# TASK TO CARRY OUT:
Reproduce all of the data word for word.

:: SUPPLIED DATA

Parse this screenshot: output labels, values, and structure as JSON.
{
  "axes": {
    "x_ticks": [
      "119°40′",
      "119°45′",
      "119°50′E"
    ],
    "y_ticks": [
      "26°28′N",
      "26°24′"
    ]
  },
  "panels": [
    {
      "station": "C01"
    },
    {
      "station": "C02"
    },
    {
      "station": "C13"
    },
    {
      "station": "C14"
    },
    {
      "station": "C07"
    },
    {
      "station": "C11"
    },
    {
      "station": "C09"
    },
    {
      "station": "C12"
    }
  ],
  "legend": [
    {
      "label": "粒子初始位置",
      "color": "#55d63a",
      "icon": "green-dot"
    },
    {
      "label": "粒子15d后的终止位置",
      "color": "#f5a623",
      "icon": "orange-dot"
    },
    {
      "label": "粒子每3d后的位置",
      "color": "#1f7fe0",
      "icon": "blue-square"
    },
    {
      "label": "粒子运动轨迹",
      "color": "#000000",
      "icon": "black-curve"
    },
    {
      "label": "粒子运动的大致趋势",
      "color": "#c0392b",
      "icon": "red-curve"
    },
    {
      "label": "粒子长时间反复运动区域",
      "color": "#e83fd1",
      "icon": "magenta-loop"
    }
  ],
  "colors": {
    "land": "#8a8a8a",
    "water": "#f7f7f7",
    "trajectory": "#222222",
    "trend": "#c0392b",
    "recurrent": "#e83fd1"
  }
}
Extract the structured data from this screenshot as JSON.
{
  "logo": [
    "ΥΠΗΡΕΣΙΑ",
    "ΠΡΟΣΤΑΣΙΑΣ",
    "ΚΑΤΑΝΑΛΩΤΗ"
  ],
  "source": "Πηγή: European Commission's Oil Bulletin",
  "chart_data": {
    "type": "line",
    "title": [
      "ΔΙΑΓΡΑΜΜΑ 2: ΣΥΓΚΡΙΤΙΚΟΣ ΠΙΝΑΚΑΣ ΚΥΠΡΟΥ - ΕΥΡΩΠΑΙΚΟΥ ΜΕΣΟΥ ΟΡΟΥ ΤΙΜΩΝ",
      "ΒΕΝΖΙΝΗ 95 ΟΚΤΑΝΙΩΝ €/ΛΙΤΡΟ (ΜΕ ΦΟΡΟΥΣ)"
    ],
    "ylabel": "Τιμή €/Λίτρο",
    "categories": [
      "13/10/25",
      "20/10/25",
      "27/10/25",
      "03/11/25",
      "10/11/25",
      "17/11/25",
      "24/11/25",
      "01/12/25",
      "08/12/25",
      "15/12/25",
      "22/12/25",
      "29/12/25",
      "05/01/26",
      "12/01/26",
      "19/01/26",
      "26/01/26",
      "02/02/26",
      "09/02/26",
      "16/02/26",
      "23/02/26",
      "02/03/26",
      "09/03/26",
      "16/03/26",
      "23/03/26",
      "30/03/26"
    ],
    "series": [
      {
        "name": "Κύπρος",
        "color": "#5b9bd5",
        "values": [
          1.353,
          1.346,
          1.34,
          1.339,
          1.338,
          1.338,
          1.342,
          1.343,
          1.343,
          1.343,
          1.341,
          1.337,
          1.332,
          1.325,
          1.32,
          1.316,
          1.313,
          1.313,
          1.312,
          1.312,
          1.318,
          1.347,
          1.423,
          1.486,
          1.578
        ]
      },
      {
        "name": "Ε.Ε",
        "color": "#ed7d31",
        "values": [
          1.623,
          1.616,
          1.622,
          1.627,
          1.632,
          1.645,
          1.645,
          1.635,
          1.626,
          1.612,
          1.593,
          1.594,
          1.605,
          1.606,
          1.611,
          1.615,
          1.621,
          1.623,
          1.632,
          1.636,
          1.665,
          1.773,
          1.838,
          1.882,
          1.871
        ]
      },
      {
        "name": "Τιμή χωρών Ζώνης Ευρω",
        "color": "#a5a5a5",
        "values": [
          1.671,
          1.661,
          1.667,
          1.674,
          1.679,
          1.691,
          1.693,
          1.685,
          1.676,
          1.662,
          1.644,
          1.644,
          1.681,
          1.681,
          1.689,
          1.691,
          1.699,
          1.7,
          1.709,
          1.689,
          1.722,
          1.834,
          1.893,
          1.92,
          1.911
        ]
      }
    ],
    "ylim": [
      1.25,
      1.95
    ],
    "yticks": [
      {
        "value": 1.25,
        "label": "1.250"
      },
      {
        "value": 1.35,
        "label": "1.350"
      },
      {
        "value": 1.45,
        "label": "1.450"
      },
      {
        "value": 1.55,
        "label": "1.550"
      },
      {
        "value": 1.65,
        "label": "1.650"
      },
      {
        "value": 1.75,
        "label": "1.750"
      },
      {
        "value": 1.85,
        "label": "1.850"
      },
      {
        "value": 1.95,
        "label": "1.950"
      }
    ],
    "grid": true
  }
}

::::

# SOLUTION FOR THIS TASK:
Parse this screenshot: output labels, values, and structure as JSON.
{
  "axes": {
    "x_ticks": [
      "119°40′",
      "119°45′",
      "119°50′E"
    ],
    "y_ticks": [
      "26°28′N",
      "26°24′"
    ]
  },
  "panels": [
    {
      "station": "C01"
    },
    {
      "station": "C02"
    },
    {
      "station": "C13"
    },
    {
      "station": "C14"
    },
    {
      "station": "C07"
    },
    {
      "station": "C11"
    },
    {
      "station": "C09"
    },
    {
      "station": "C12"
    }
  ],
  "legend": [
    {
      "label": "粒子初始位置",
      "color": "#55d63a",
      "icon": "green-dot"
    },
    {
      "label": "粒子15d后的终止位置",
      "color": "#f5a623",
      "icon": "orange-dot"
    },
    {
      "label": "粒子每3d后的位置",
      "color": "#1f7fe0",
      "icon": "blue-square"
    },
    {
      "label": "粒子运动轨迹",
      "color": "#000000",
      "icon": "black-curve"
    },
    {
      "label": "粒子运动的大致趋势",
      "color": "#c0392b",
      "icon": "red-curve"
    },
    {
      "label": "粒子长时间反复运动区域",
      "color": "#e83fd1",
      "icon": "magenta-loop"
    }
  ],
  "colors": {
    "land": "#8a8a8a",
    "water": "#f7f7f7",
    "trajectory": "#222222",
    "trend": "#c0392b",
    "recurrent": "#e83fd1"
  }
}
Extract the structured data from this screenshot as JSON.
{
  "logo": [
    "ΥΠΗΡΕΣΙΑ",
    "ΠΡΟΣΤΑΣΙΑΣ",
    "ΚΑΤΑΝΑΛΩΤΗ"
  ],
  "source": "Πηγή: European Commission's Oil Bulletin",
  "chart_data": {
    "type": "line",
    "title": [
      "ΔΙΑΓΡΑΜΜΑ 2: ΣΥΓΚΡΙΤΙΚΟΣ ΠΙΝΑΚΑΣ ΚΥΠΡΟΥ - ΕΥΡΩΠΑΙΚΟΥ ΜΕΣΟΥ ΟΡΟΥ ΤΙΜΩΝ",
      "ΒΕΝΖΙΝΗ 95 ΟΚΤΑΝΙΩΝ €/ΛΙΤΡΟ (ΜΕ ΦΟΡΟΥΣ)"
    ],
    "ylabel": "Τιμή €/Λίτρο",
    "categories": [
      "13/10/25",
      "20/10/25",
      "27/10/25",
      "03/11/25",
      "10/11/25",
      "17/11/25",
      "24/11/25",
      "01/12/25",
      "08/12/25",
      "15/12/25",
      "22/12/25",
      "29/12/25",
      "05/01/26",
      "12/01/26",
      "19/01/26",
      "26/01/26",
      "02/02/26",
      "09/02/26",
      "16/02/26",
      "23/02/26",
      "02/03/26",
      "09/03/26",
      "16/03/26",
      "23/03/26",
      "30/03/26"
    ],
    "series": [
      {
        "name": "Κύπρος",
        "color": "#5b9bd5",
        "values": [
          1.353,
          1.346,
          1.34,
          1.339,
          1.338,
          1.338,
          1.342,
          1.343,
          1.343,
          1.343,
          1.341,
          1.337,
          1.332,
          1.325,
          1.32,
          1.316,
          1.313,
          1.313,
          1.312,
          1.312,
          1.318,
          1.347,
          1.423,
          1.486,
          1.578
        ]
      },
      {
        "name": "Ε.Ε",
        "color": "#ed7d31",
        "values": [
          1.623,
          1.616,
          1.622,
          1.627,
          1.632,
          1.645,
          1.645,
          1.635,
          1.626,
          1.612,
          1.593,
          1.594,
          1.605,
          1.606,
          1.611,
          1.615,
          1.621,
          1.623,
          1.632,
          1.636,
          1.665,
          1.773,
          1.838,
          1.882,
          1.871
        ]
      },
      {
        "name": "Τιμή χωρών Ζώνης Ευρω",
        "color": "#a5a5a5",
        "values": [
          1.671,
          1.661,
          1.667,
          1.674,
          1.679,
          1.691,
          1.693,
          1.685,
          1.676,
          1.662,
          1.644,
          1.644,
          1.681,
          1.681,
          1.689,
          1.691,
          1.699,
          1.7,
          1.709,
          1.689,
          1.722,
          1.834,
          1.893,
          1.92,
          1.911
        ]
      }
    ],
    "ylim": [
      1.25,
      1.95
    ],
    "yticks": [
      {
        "value": 1.25,
        "label": "1.250"
      },
      {
        "value": 1.35,
        "label": "1.350"
      },
      {
        "value": 1.45,
        "label": "1.450"
      },
      {
        "value": 1.55,
        "label": "1.550"
      },
      {
        "value": 1.65,
        "label": "1.650"
      },
      {
        "value": 1.75,
        "label": "1.750"
      },
      {
        "value": 1.85,
        "label": "1.850"
      },
      {
        "value": 1.95,
        "label": "1.950"
      }
    ],
    "grid": true
  }
}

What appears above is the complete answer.